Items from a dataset
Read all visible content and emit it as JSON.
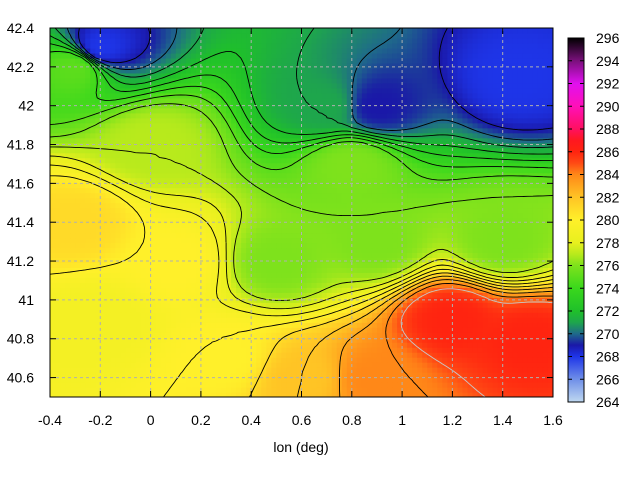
{
  "chart_data": {
    "type": "heatmap",
    "title": "",
    "xlabel": "lon (deg)",
    "ylabel": "",
    "xlim": [
      -0.4,
      1.6
    ],
    "ylim": [
      40.5,
      42.4
    ],
    "xticks": [
      -0.4,
      -0.2,
      0,
      0.2,
      0.4,
      0.6,
      0.8,
      1,
      1.2,
      1.4,
      1.6
    ],
    "xtick_labels": [
      "-0.4",
      "-0.2",
      "0",
      "0.2",
      "0.4",
      "0.6",
      "0.8",
      "1",
      "1.2",
      "1.4",
      "1.6"
    ],
    "yticks": [
      40.6,
      40.8,
      41,
      41.2,
      41.4,
      41.6,
      41.8,
      42,
      42.2,
      42.4
    ],
    "ytick_labels": [
      "40.6",
      "40.8",
      "41",
      "41.2",
      "41.4",
      "41.6",
      "41.8",
      "42",
      "42.2",
      "42.4"
    ],
    "colorbar": {
      "min": 264,
      "max": 296,
      "ticks": [
        264,
        266,
        268,
        270,
        272,
        274,
        276,
        278,
        280,
        282,
        284,
        286,
        288,
        290,
        292,
        294,
        296
      ],
      "tick_labels": [
        "264",
        "266",
        "268",
        "270",
        "272",
        "274",
        "276",
        "278",
        "280",
        "282",
        "284",
        "286",
        "288",
        "290",
        "292",
        "294",
        "296"
      ],
      "colors": [
        [
          264,
          "#bfd8f0"
        ],
        [
          266,
          "#6f8fe8"
        ],
        [
          268,
          "#1e35e8"
        ],
        [
          269,
          "#1a18a8"
        ],
        [
          270,
          "#1f6a8a"
        ],
        [
          271,
          "#1ea64c"
        ],
        [
          272,
          "#1fc02a"
        ],
        [
          274,
          "#3ad81c"
        ],
        [
          276,
          "#7ee21c"
        ],
        [
          277,
          "#b8ea1c"
        ],
        [
          278,
          "#e8f01e"
        ],
        [
          280,
          "#fff02a"
        ],
        [
          282,
          "#ffc425"
        ],
        [
          284,
          "#ff8818"
        ],
        [
          285,
          "#ff4a14"
        ],
        [
          286,
          "#ff2410"
        ],
        [
          287,
          "#ff1820"
        ],
        [
          288,
          "#ff1060"
        ],
        [
          290,
          "#ff10b8"
        ],
        [
          292,
          "#e010ef"
        ],
        [
          294,
          "#7a107c"
        ],
        [
          296,
          "#000000"
        ]
      ]
    },
    "grid": true,
    "grid_style": "dashed",
    "contours": true,
    "sample_values": [
      {
        "x": -0.3,
        "y": 42.2,
        "value": 275
      },
      {
        "x": -0.2,
        "y": 42.3,
        "value": 268
      },
      {
        "x": 1.45,
        "y": 42.15,
        "value": 268
      },
      {
        "x": 0.9,
        "y": 42.0,
        "value": 269
      },
      {
        "x": 0.7,
        "y": 42.0,
        "value": 271
      },
      {
        "x": 0.0,
        "y": 41.8,
        "value": 277
      },
      {
        "x": 0.8,
        "y": 41.7,
        "value": 276
      },
      {
        "x": -0.3,
        "y": 41.4,
        "value": 281
      },
      {
        "x": 0.1,
        "y": 41.2,
        "value": 280
      },
      {
        "x": 0.5,
        "y": 41.2,
        "value": 276
      },
      {
        "x": 0.9,
        "y": 41.3,
        "value": 276
      },
      {
        "x": 1.4,
        "y": 41.3,
        "value": 276
      },
      {
        "x": -0.2,
        "y": 40.9,
        "value": 279
      },
      {
        "x": 0.3,
        "y": 40.7,
        "value": 280
      },
      {
        "x": 0.6,
        "y": 40.6,
        "value": 282
      },
      {
        "x": 0.9,
        "y": 40.6,
        "value": 284
      },
      {
        "x": 1.2,
        "y": 40.9,
        "value": 286
      },
      {
        "x": 1.5,
        "y": 40.8,
        "value": 286
      }
    ]
  }
}
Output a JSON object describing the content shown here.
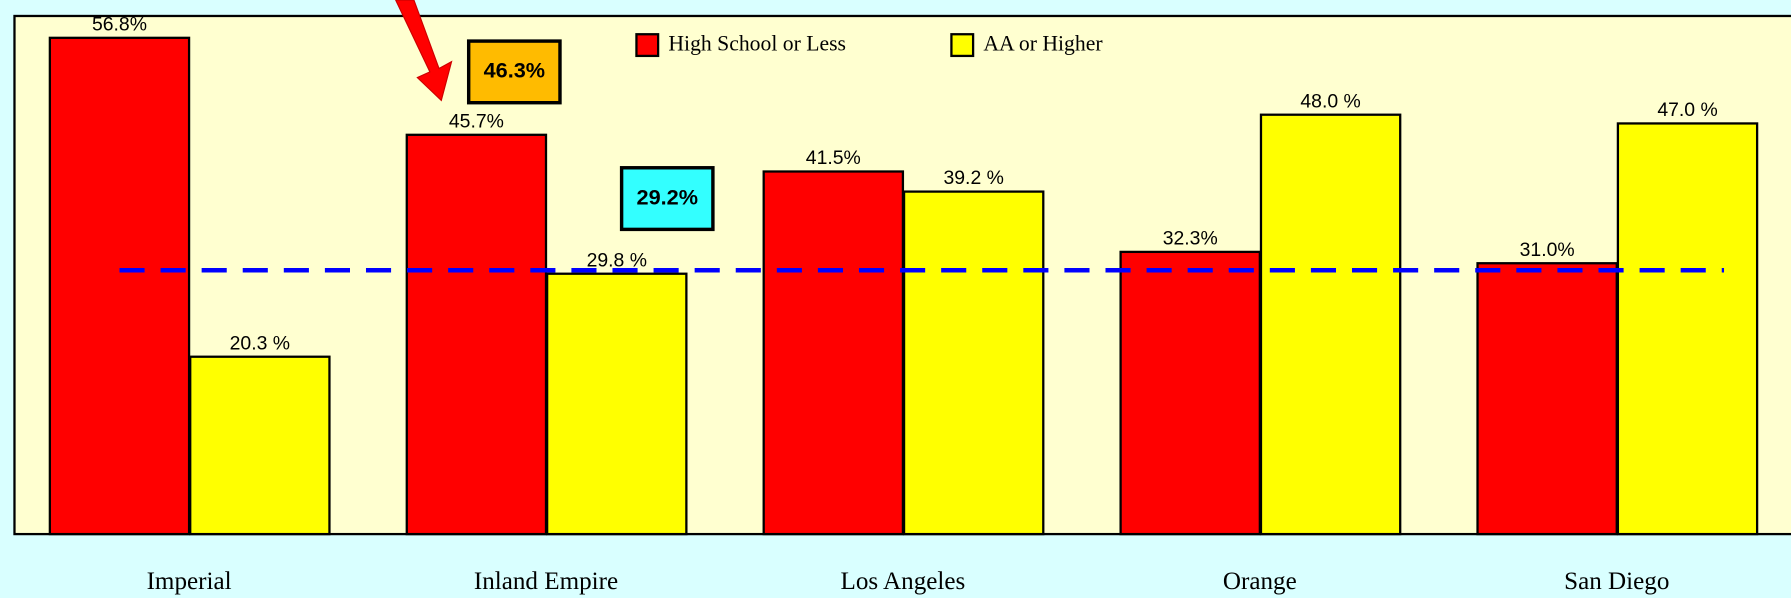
{
  "chart_data": {
    "type": "bar",
    "categories": [
      "Imperial",
      "Inland Empire",
      "Los Angeles",
      "Orange",
      "San Diego"
    ],
    "series": [
      {
        "name": "High School or Less",
        "color": "#ff0000",
        "values": [
          56.8,
          45.7,
          41.5,
          32.3,
          31.0
        ],
        "value_labels": [
          "56.8%",
          "45.7%",
          "41.5%",
          "32.3%",
          "31.0%"
        ]
      },
      {
        "name": "AA or Higher",
        "color": "#ffff00",
        "values": [
          20.3,
          29.8,
          39.2,
          48.0,
          47.0
        ],
        "value_labels": [
          "20.3 %",
          "29.8 %",
          "39.2 %",
          "48.0 %",
          "47.0 %"
        ]
      }
    ],
    "ylim": [
      0,
      59.3
    ],
    "reference_line": 30.2,
    "annotations": [
      {
        "text": "46.3%",
        "color": "#ffbb00"
      },
      {
        "text": "29.2%",
        "color": "#33ffff"
      }
    ]
  }
}
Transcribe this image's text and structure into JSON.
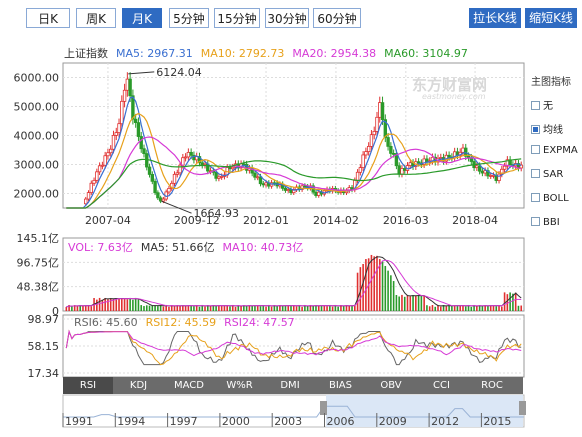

### Problem requirements
Read the entries above, then pull out the lines that include "content".

### Response below
Read all visible content and emit it as JSON.
Output a JSON object describing the content shown here.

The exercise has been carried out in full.